> **Exercise details**: Look for the line containing "Give me the" in the listing below. Retype that line and every subsequent line through the last one, and only those.
>> START
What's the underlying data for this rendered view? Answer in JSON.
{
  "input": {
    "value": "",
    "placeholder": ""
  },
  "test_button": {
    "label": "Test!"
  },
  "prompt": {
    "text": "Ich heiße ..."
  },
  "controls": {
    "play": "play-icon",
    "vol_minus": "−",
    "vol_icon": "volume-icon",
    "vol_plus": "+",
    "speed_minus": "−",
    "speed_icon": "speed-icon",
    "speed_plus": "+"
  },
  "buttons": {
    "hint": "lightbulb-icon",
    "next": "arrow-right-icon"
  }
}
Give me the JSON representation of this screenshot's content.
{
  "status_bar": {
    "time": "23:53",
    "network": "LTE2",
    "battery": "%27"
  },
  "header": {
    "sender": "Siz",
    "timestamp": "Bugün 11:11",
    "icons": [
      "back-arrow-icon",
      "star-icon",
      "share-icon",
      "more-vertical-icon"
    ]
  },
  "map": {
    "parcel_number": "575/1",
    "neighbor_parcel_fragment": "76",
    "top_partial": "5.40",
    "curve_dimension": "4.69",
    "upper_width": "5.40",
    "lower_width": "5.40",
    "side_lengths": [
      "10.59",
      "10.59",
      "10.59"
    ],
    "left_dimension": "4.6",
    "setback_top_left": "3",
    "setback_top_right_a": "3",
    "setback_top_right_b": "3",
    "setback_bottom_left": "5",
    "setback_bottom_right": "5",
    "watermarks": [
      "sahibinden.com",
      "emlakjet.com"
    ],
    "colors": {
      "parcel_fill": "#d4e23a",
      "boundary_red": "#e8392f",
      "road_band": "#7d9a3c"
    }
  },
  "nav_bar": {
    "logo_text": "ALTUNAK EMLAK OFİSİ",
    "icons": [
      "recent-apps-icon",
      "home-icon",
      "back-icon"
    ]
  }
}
>> END
> **Answer to the problem**:
Give me the JSON representation of this screenshot's content.
{
  "status_bar": {
    "time": "23:53",
    "network": "LTE2",
    "battery": "%27"
  },
  "header": {
    "sender": "Siz",
    "timestamp": "Bugün 11:11",
    "icons": [
      "back-arrow-icon",
      "star-icon",
      "share-icon",
      "more-vertical-icon"
    ]
  },
  "map": {
    "parcel_number": "575/1",
    "neighbor_parcel_fragment": "76",
    "top_partial": "5.40",
    "curve_dimension": "4.69",
    "upper_width": "5.40",
    "lower_width": "5.40",
    "side_lengths": [
      "10.59",
      "10.59",
      "10.59"
    ],
    "left_dimension": "4.6",
    "setback_top_left": "3",
    "setback_top_right_a": "3",
    "setback_top_right_b": "3",
    "setback_bottom_left": "5",
    "setback_bottom_right": "5",
    "watermarks": [
      "sahibinden.com",
      "emlakjet.com"
    ],
    "colors": {
      "parcel_fill": "#d4e23a",
      "boundary_red": "#e8392f",
      "road_band": "#7d9a3c"
    }
  },
  "nav_bar": {
    "logo_text": "ALTUNAK EMLAK OFİSİ",
    "icons": [
      "recent-apps-icon",
      "home-icon",
      "back-icon"
    ]
  }
}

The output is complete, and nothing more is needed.